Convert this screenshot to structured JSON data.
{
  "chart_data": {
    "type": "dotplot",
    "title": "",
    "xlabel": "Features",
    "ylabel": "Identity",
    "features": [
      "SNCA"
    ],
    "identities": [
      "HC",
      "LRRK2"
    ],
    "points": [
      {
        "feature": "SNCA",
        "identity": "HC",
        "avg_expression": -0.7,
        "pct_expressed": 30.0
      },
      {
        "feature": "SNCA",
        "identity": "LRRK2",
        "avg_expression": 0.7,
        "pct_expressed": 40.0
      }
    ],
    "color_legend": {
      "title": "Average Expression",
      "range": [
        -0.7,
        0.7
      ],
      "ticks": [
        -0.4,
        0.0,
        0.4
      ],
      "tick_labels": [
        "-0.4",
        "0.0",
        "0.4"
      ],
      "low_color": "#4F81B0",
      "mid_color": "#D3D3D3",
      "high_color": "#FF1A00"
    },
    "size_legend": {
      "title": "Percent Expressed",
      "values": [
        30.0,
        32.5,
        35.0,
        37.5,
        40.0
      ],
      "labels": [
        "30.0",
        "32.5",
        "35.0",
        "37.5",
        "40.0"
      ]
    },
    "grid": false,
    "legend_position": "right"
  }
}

★ ★ ★ ★

#### Instructions for the task:
Pull out all lines from the entries above that include the word "title".

#### Solution to the problem:
    "title": "",
      "title": "Average Expression",
      "title": "Percent Expressed",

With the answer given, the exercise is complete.